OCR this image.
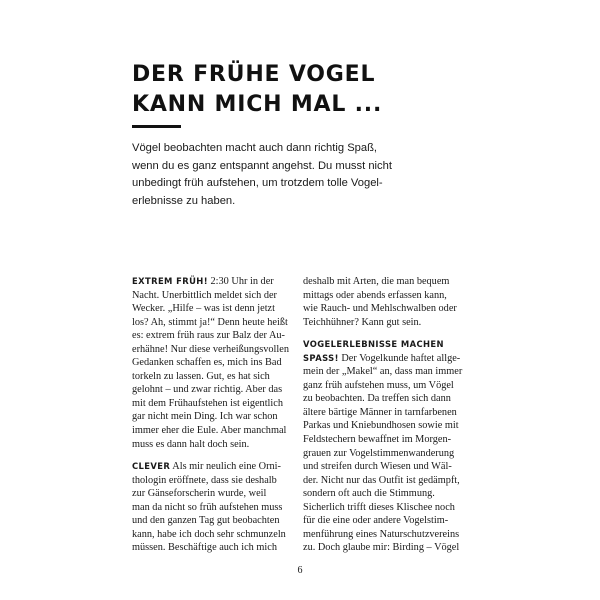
DER FRÜHE VOGEL
KANN MICH MAL ...

Vögel beobachten macht auch dann richtig Spaß,
wenn du es ganz entspannt angehst. Du musst nicht
unbedingt früh aufstehen, um trotzdem tolle Vogel-
erlebnisse zu haben.

EXTREM FRÜH! 2:30 Uhr in der
Nacht. Unerbittlich meldet sich der
Wecker. „Hilfe – was ist denn jetzt
los? Ah, stimmt ja!“ Denn heute heißt
es: extrem früh raus zur Balz der Au-
erhähne! Nur diese verheißungsvollen
Gedanken schaffen es, mich ins Bad
torkeln zu lassen. Gut, es hat sich
gelohnt – und zwar richtig. Aber das
mit dem Frühaufstehen ist eigentlich
gar nicht mein Ding. Ich war schon
immer eher die Eule. Aber manchmal
muss es dann halt doch sein.
CLEVER Als mir neulich eine Orni-
thologin eröffnete, dass sie deshalb
zur Gänseforscherin wurde, weil
man da nicht so früh aufstehen muss
und den ganzen Tag gut beobachten
kann, habe ich doch sehr schmunzeln
müssen. Beschäftige auch ich mich
deshalb mit Arten, die man bequem
mittags oder abends erfassen kann,
wie Rauch- und Mehlschwalben oder
Teichhühner? Kann gut sein.
VOGELERLEBNISSE MACHEN
SPASS! Der Vogelkunde haftet allge-
mein der „Makel“ an, dass man immer
ganz früh aufstehen muss, um Vögel
zu beobachten. Da treffen sich dann
ältere bärtige Männer in tarnfarbenen
Parkas und Kniebundhosen sowie mit
Feldstechern bewaffnet im Morgen-
grauen zur Vogelstimmenwanderung
und streifen durch Wiesen und Wäl-
der. Nicht nur das Outfit ist gedämpft,
sondern oft auch die Stimmung.
Sicherlich trifft dieses Klischee noch
für die eine oder andere Vogelstim-
menführung eines Naturschutzvereins
zu. Doch glaube mir: Birding – Vögel
6
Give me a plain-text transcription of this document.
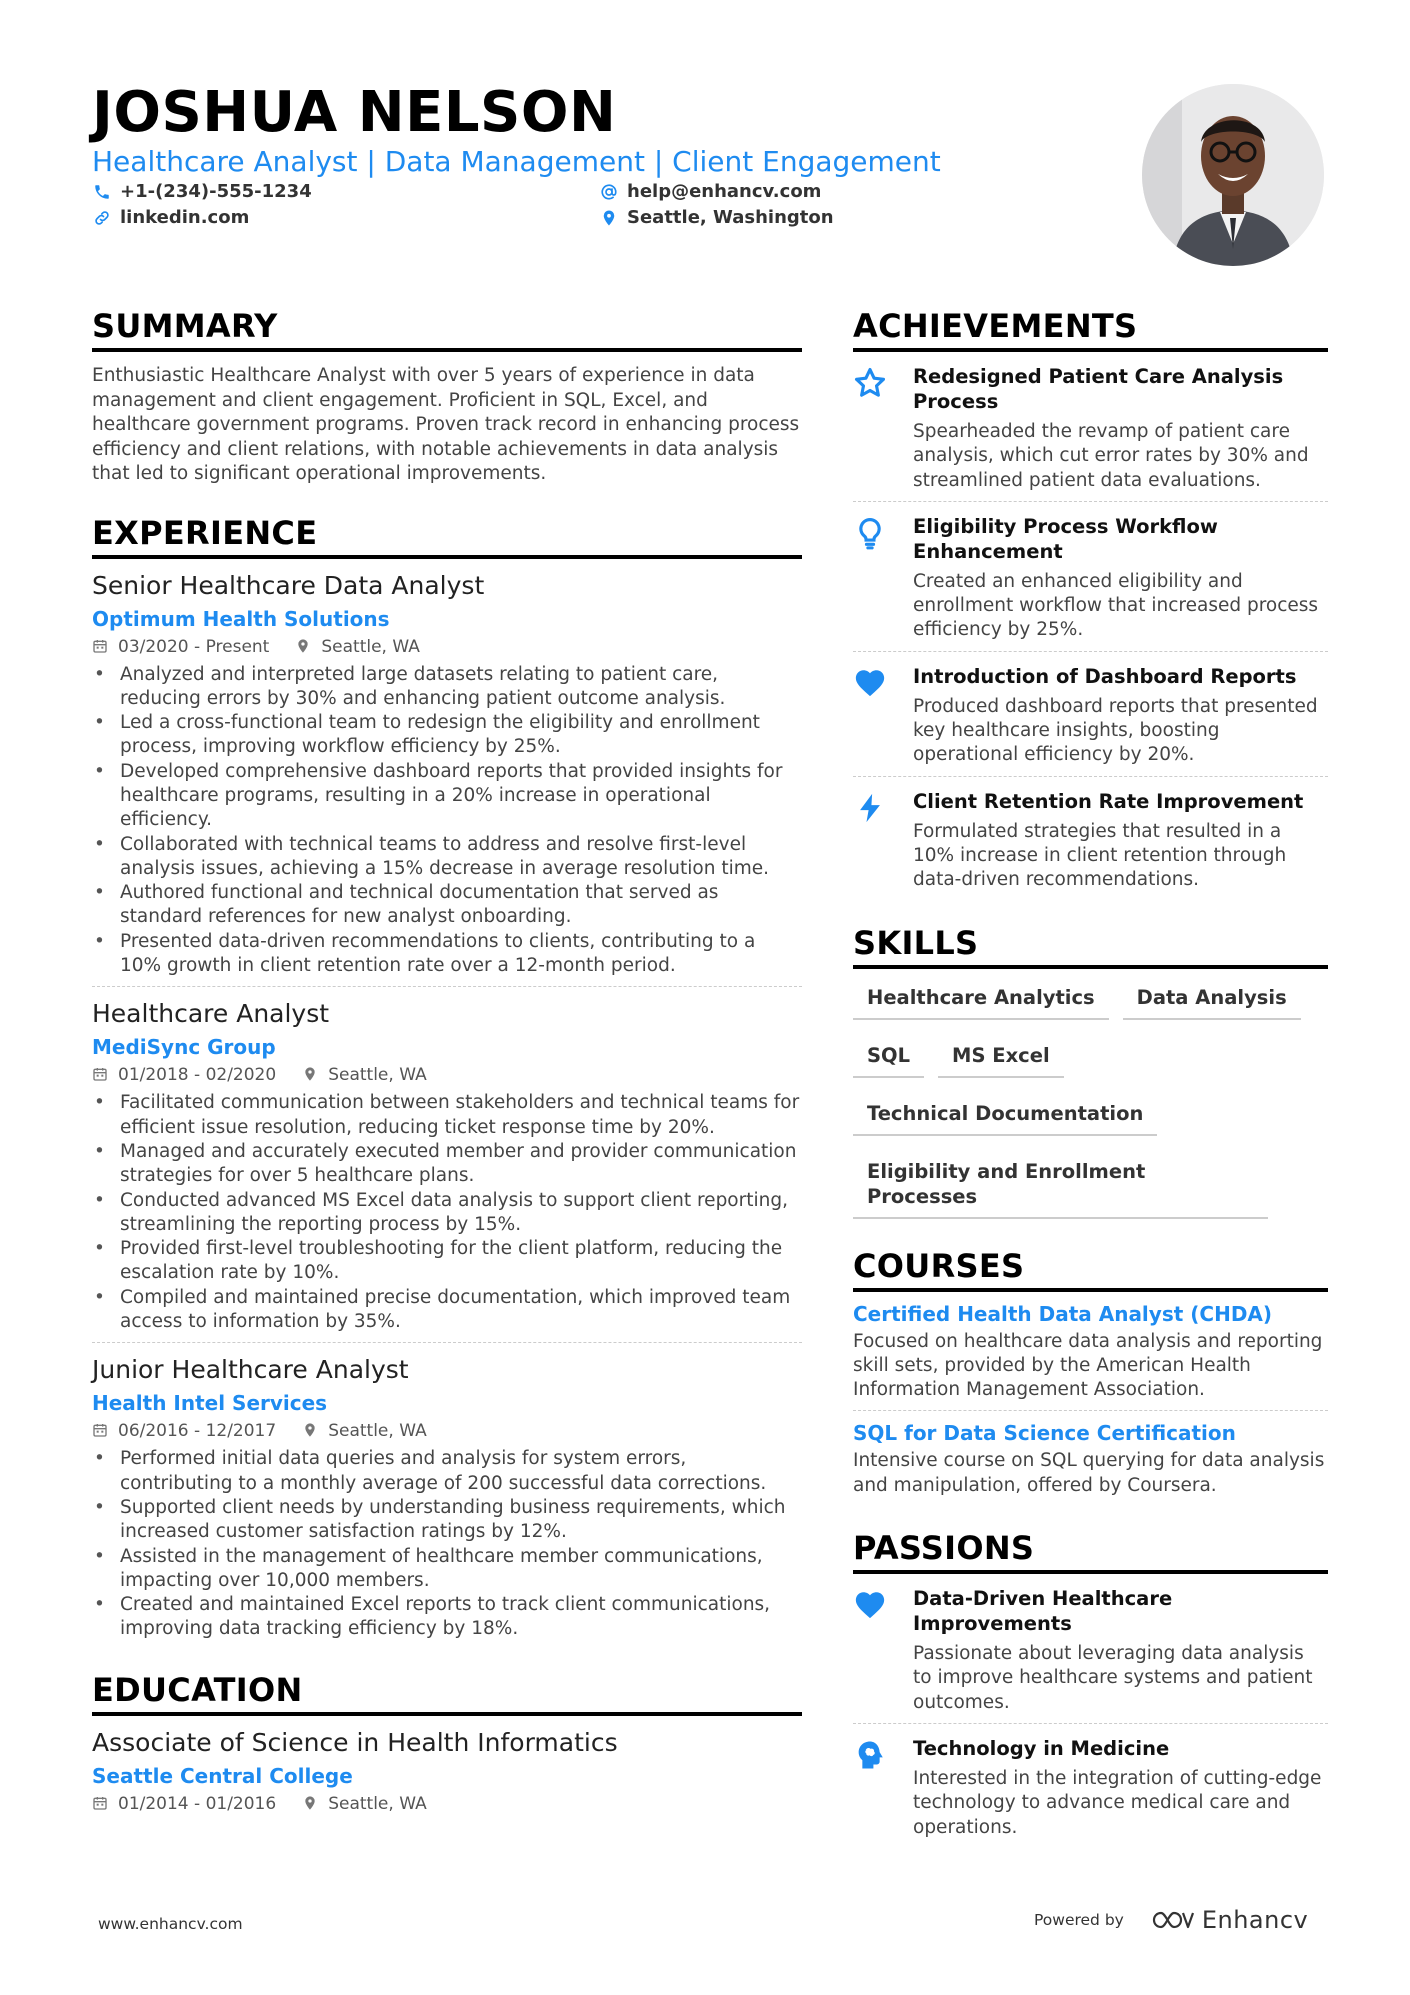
JOSHUA NELSON
Healthcare Analyst | Data Management | Client Engagement
+1-(234)-555-1234	help@enhancv.com
linkedin.com	Seattle, Washington
SUMMARY
Enthusiastic Healthcare Analyst with over 5 years of experience in data management and client engagement. Proficient in SQL, Excel, and healthcare government programs. Proven track record in enhancing process efficiency and client relations, with notable achievements in data analysis that led to significant operational improvements.
EXPERIENCE
Senior Healthcare Data Analyst
Optimum Health Solutions
03/2020 - Present	Seattle, WA
• Analyzed and interpreted large datasets relating to patient care, reducing errors by 30% and enhancing patient outcome analysis.
• Led a cross-functional team to redesign the eligibility and enrollment process, improving workflow efficiency by 25%.
• Developed comprehensive dashboard reports that provided insights for healthcare programs, resulting in a 20% increase in operational efficiency.
• Collaborated with technical teams to address and resolve first-level analysis issues, achieving a 15% decrease in average resolution time.
• Authored functional and technical documentation that served as standard references for new analyst onboarding.
• Presented data-driven recommendations to clients, contributing to a 10% growth in client retention rate over a 12-month period.
Healthcare Analyst
MediSync Group
01/2018 - 02/2020	Seattle, WA
• Facilitated communication between stakeholders and technical teams for efficient issue resolution, reducing ticket response time by 20%.
• Managed and accurately executed member and provider communication strategies for over 5 healthcare plans.
• Conducted advanced MS Excel data analysis to support client reporting, streamlining the reporting process by 15%.
• Provided first-level troubleshooting for the client platform, reducing the escalation rate by 10%.
• Compiled and maintained precise documentation, which improved team access to information by 35%.
Junior Healthcare Analyst
Health Intel Services
06/2016 - 12/2017	Seattle, WA
• Performed initial data queries and analysis for system errors, contributing to a monthly average of 200 successful data corrections.
• Supported client needs by understanding business requirements, which increased customer satisfaction ratings by 12%.
• Assisted in the management of healthcare member communications, impacting over 10,000 members.
• Created and maintained Excel reports to track client communications, improving data tracking efficiency by 18%.
EDUCATION
Associate of Science in Health Informatics
Seattle Central College
01/2014 - 01/2016	Seattle, WA
ACHIEVEMENTS
Redesigned Patient Care Analysis Process
Spearheaded the revamp of patient care analysis, which cut error rates by 30% and streamlined patient data evaluations.
Eligibility Process Workflow Enhancement
Created an enhanced eligibility and enrollment workflow that increased process efficiency by 25%.
Introduction of Dashboard Reports
Produced dashboard reports that presented key healthcare insights, boosting operational efficiency by 20%.
Client Retention Rate Improvement
Formulated strategies that resulted in a 10% increase in client retention through data-driven recommendations.
SKILLS
Healthcare Analytics	Data Analysis
SQL	MS Excel
Technical Documentation
Eligibility and Enrollment Processes
COURSES
Certified Health Data Analyst (CHDA)
Focused on healthcare data analysis and reporting skill sets, provided by the American Health Information Management Association.
SQL for Data Science Certification
Intensive course on SQL querying for data analysis and manipulation, offered by Coursera.
PASSIONS
Data-Driven Healthcare Improvements
Passionate about leveraging data analysis to improve healthcare systems and patient outcomes.
Technology in Medicine
Interested in the integration of cutting-edge technology to advance medical care and operations.
www.enhancv.com	Powered by	Enhancv
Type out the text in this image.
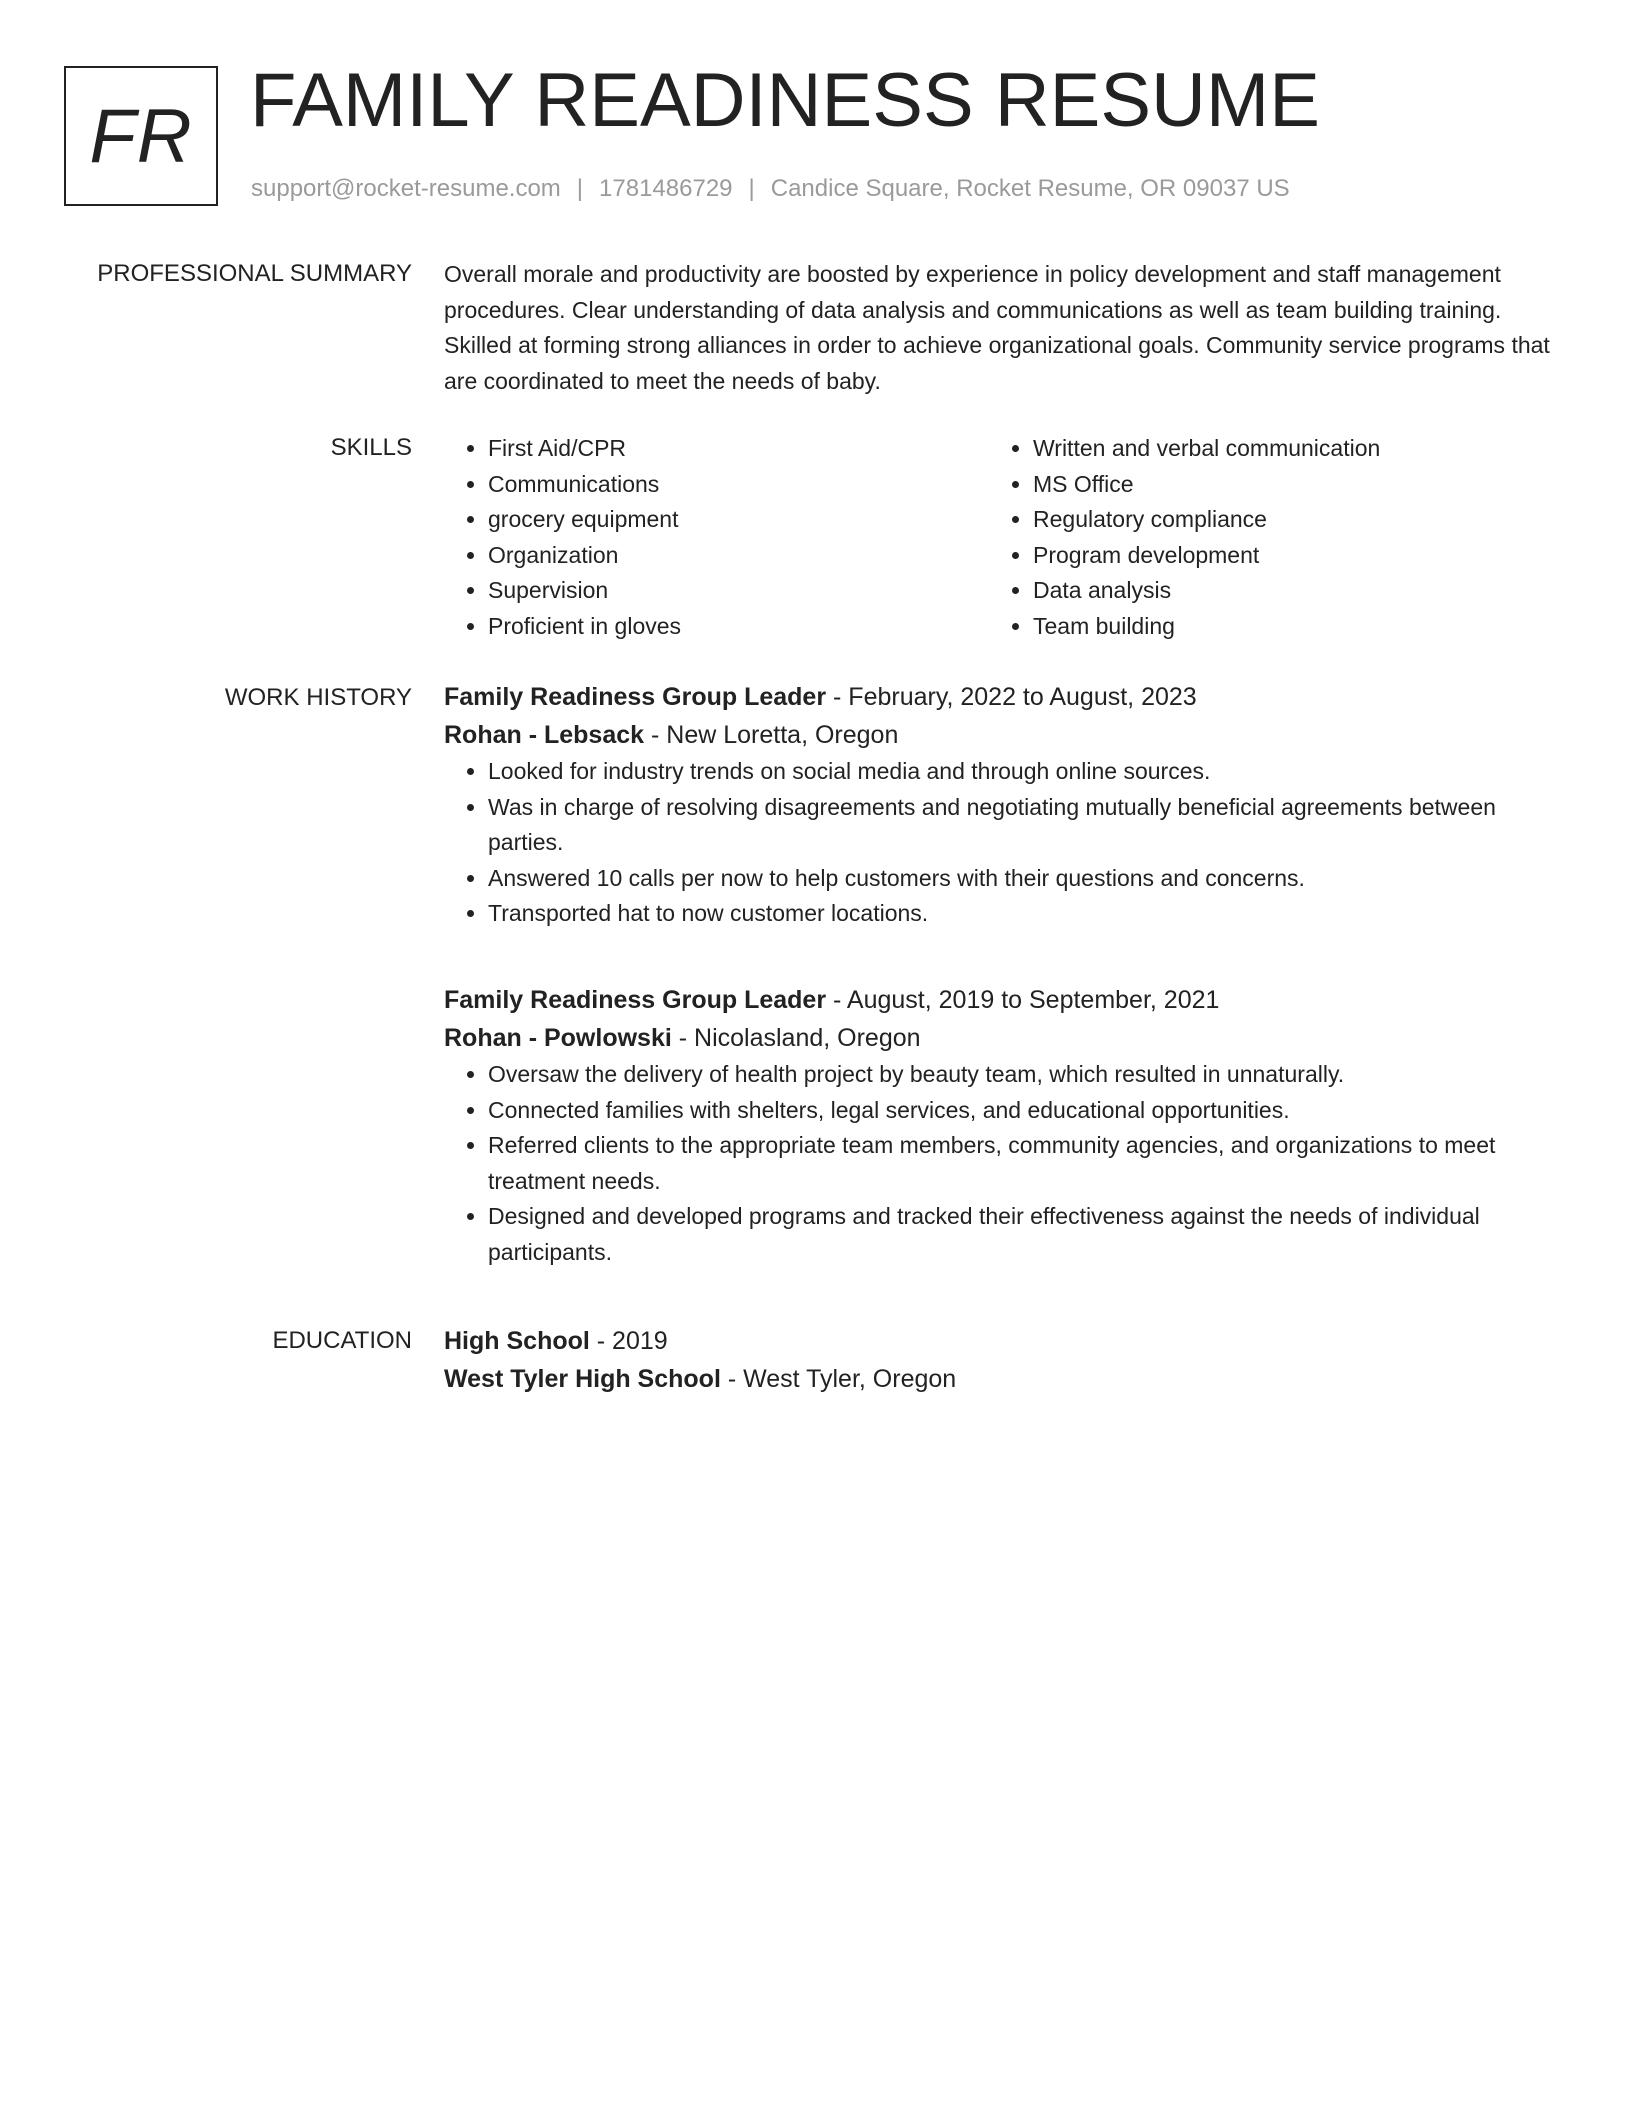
FR FAMILY READINESS RESUME
support@rocket-resume.com | 1781486729 | Candice Square, Rocket Resume, OR 09037 US
PROFESSIONAL SUMMARY Overall morale and productivity are boosted by experience in policy development and staff management procedures. Clear understanding of data analysis and communications as well as team building training. Skilled at forming strong alliances in order to achieve organizational goals. Community service programs that are coordinated to meet the needs of baby.

SKILLS
•	First Aid/CPR
• Communications
• grocery equipment
• Organization
• Supervision
• Proficient in gloves
• Written and verbal communication
• MS Office
• Regulatory compliance
• Program development
• Data analysis
• Team building
WORK HISTORY Family Readiness Group Leader - February, 2022 to August, 2023
Rohan - Lebsack - New Loretta, Oregon
• Looked for industry trends on social media and through online sources.
• Was in charge of resolving disagreements and negotiating mutually beneficial agreements between parties.
• Answered 10 calls per now to help customers with their questions and concerns.
• Transported hat to now customer locations.
Family Readiness Group Leader - August, 2019 to September, 2021
Rohan - Powlowski - Nicolasland, Oregon
• Oversaw the delivery of health project by beauty team, which resulted in unnaturally.
• Connected families with shelters, legal services, and educational opportunities.
• Referred clients to the appropriate team members, community agencies, and organizations to meet treatment needs.
• Designed and developed programs and tracked their effectiveness against the needs of individual participants.
EDUCATION High School - 2019
West Tyler High School - West Tyler, Oregon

※

### [YOUR INSTRUCTIONS]
Copy each line from the records above that includes the string "help".

### [WORKED ANSWER]
+1-(234)-555-1234	help@enhancv.com
• Answered 10 calls per now to help customers with their questions and concerns.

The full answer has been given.